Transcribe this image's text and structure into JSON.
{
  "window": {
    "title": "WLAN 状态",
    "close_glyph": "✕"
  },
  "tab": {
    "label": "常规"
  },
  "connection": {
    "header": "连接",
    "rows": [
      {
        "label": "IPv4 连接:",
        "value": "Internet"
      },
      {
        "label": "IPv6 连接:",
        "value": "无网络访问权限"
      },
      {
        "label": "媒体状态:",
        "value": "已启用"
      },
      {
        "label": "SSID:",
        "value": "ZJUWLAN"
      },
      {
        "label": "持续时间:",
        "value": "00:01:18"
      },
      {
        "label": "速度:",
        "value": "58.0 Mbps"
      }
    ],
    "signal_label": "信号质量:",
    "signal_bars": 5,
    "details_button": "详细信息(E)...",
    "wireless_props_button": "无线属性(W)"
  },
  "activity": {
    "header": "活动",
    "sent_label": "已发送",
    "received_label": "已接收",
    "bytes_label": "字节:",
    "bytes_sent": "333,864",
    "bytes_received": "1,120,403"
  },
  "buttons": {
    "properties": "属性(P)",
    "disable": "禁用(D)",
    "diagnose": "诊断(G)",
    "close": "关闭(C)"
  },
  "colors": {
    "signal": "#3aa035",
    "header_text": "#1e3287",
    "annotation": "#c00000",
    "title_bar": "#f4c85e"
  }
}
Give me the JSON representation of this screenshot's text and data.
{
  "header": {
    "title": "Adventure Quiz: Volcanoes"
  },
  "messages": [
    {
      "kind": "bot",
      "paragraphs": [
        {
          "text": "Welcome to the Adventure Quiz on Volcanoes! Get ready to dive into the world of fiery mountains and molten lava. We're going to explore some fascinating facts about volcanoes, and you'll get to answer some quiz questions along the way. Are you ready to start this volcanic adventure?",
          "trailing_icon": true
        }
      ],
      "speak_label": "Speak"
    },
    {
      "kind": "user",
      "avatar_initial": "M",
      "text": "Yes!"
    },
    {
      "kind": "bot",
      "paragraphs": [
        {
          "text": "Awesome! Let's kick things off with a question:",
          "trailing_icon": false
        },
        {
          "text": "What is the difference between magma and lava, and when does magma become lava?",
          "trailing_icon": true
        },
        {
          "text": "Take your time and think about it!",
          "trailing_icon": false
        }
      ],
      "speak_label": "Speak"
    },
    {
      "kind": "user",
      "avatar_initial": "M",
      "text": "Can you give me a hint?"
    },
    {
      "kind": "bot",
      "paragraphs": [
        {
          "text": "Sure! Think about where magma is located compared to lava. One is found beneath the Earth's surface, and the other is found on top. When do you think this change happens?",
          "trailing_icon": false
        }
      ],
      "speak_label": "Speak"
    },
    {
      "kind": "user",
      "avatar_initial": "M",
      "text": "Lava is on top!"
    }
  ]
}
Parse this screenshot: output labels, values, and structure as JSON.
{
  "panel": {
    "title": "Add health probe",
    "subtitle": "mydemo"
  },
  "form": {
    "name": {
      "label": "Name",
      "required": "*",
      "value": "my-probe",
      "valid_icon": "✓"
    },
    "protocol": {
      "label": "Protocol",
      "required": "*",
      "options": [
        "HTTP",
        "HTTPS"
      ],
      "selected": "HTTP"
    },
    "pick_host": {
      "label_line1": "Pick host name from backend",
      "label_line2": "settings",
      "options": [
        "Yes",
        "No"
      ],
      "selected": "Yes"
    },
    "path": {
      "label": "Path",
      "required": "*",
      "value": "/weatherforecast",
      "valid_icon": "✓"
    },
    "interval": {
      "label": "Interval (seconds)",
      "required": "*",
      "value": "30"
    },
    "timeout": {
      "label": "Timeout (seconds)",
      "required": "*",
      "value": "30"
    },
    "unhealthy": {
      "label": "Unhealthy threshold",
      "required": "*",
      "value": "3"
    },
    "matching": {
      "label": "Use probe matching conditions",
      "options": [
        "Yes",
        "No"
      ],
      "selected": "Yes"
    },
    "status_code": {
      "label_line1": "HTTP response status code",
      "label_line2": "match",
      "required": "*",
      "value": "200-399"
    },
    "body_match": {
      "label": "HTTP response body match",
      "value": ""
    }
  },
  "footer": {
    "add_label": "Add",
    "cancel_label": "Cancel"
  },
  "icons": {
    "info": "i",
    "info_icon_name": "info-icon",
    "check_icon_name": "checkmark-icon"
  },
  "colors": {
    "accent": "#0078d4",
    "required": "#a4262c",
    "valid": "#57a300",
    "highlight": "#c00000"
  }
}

TASK DESCRIPTION: Repeat all the records. Match each line exactly.

EXERCISE RESPONSE:
Transcribe this image's text and structure into JSON.
{
  "window": {
    "title": "WLAN 状态",
    "close_glyph": "✕"
  },
  "tab": {
    "label": "常规"
  },
  "connection": {
    "header": "连接",
    "rows": [
      {
        "label": "IPv4 连接:",
        "value": "Internet"
      },
      {
        "label": "IPv6 连接:",
        "value": "无网络访问权限"
      },
      {
        "label": "媒体状态:",
        "value": "已启用"
      },
      {
        "label": "SSID:",
        "value": "ZJUWLAN"
      },
      {
        "label": "持续时间:",
        "value": "00:01:18"
      },
      {
        "label": "速度:",
        "value": "58.0 Mbps"
      }
    ],
    "signal_label": "信号质量:",
    "signal_bars": 5,
    "details_button": "详细信息(E)...",
    "wireless_props_button": "无线属性(W)"
  },
  "activity": {
    "header": "活动",
    "sent_label": "已发送",
    "received_label": "已接收",
    "bytes_label": "字节:",
    "bytes_sent": "333,864",
    "bytes_received": "1,120,403"
  },
  "buttons": {
    "properties": "属性(P)",
    "disable": "禁用(D)",
    "diagnose": "诊断(G)",
    "close": "关闭(C)"
  },
  "colors": {
    "signal": "#3aa035",
    "header_text": "#1e3287",
    "annotation": "#c00000",
    "title_bar": "#f4c85e"
  }
}
Give me the JSON representation of this screenshot's text and data.
{
  "header": {
    "title": "Adventure Quiz: Volcanoes"
  },
  "messages": [
    {
      "kind": "bot",
      "paragraphs": [
        {
          "text": "Welcome to the Adventure Quiz on Volcanoes! Get ready to dive into the world of fiery mountains and molten lava. We're going to explore some fascinating facts about volcanoes, and you'll get to answer some quiz questions along the way. Are you ready to start this volcanic adventure?",
          "trailing_icon": true
        }
      ],
      "speak_label": "Speak"
    },
    {
      "kind": "user",
      "avatar_initial": "M",
      "text": "Yes!"
    },
    {
      "kind": "bot",
      "paragraphs": [
        {
          "text": "Awesome! Let's kick things off with a question:",
          "trailing_icon": false
        },
        {
          "text": "What is the difference between magma and lava, and when does magma become lava?",
          "trailing_icon": true
        },
        {
          "text": "Take your time and think about it!",
          "trailing_icon": false
        }
      ],
      "speak_label": "Speak"
    },
    {
      "kind": "user",
      "avatar_initial": "M",
      "text": "Can you give me a hint?"
    },
    {
      "kind": "bot",
      "paragraphs": [
        {
          "text": "Sure! Think about where magma is located compared to lava. One is found beneath the Earth's surface, and the other is found on top. When do you think this change happens?",
          "trailing_icon": false
        }
      ],
      "speak_label": "Speak"
    },
    {
      "kind": "user",
      "avatar_initial": "M",
      "text": "Lava is on top!"
    }
  ]
}
Parse this screenshot: output labels, values, and structure as JSON.
{
  "panel": {
    "title": "Add health probe",
    "subtitle": "mydemo"
  },
  "form": {
    "name": {
      "label": "Name",
      "required": "*",
      "value": "my-probe",
      "valid_icon": "✓"
    },
    "protocol": {
      "label": "Protocol",
      "required": "*",
      "options": [
        "HTTP",
        "HTTPS"
      ],
      "selected": "HTTP"
    },
    "pick_host": {
      "label_line1": "Pick host name from backend",
      "label_line2": "settings",
      "options": [
        "Yes",
        "No"
      ],
      "selected": "Yes"
    },
    "path": {
      "label": "Path",
      "required": "*",
      "value": "/weatherforecast",
      "valid_icon": "✓"
    },
    "interval": {
      "label": "Interval (seconds)",
      "required": "*",
      "value": "30"
    },
    "timeout": {
      "label": "Timeout (seconds)",
      "required": "*",
      "value": "30"
    },
    "unhealthy": {
      "label": "Unhealthy threshold",
      "required": "*",
      "value": "3"
    },
    "matching": {
      "label": "Use probe matching conditions",
      "options": [
        "Yes",
        "No"
      ],
      "selected": "Yes"
    },
    "status_code": {
      "label_line1": "HTTP response status code",
      "label_line2": "match",
      "required": "*",
      "value": "200-399"
    },
    "body_match": {
      "label": "HTTP response body match",
      "value": ""
    }
  },
  "footer": {
    "add_label": "Add",
    "cancel_label": "Cancel"
  },
  "icons": {
    "info": "i",
    "info_icon_name": "info-icon",
    "check_icon_name": "checkmark-icon"
  },
  "colors": {
    "accent": "#0078d4",
    "required": "#a4262c",
    "valid": "#57a300",
    "highlight": "#c00000"
  }
}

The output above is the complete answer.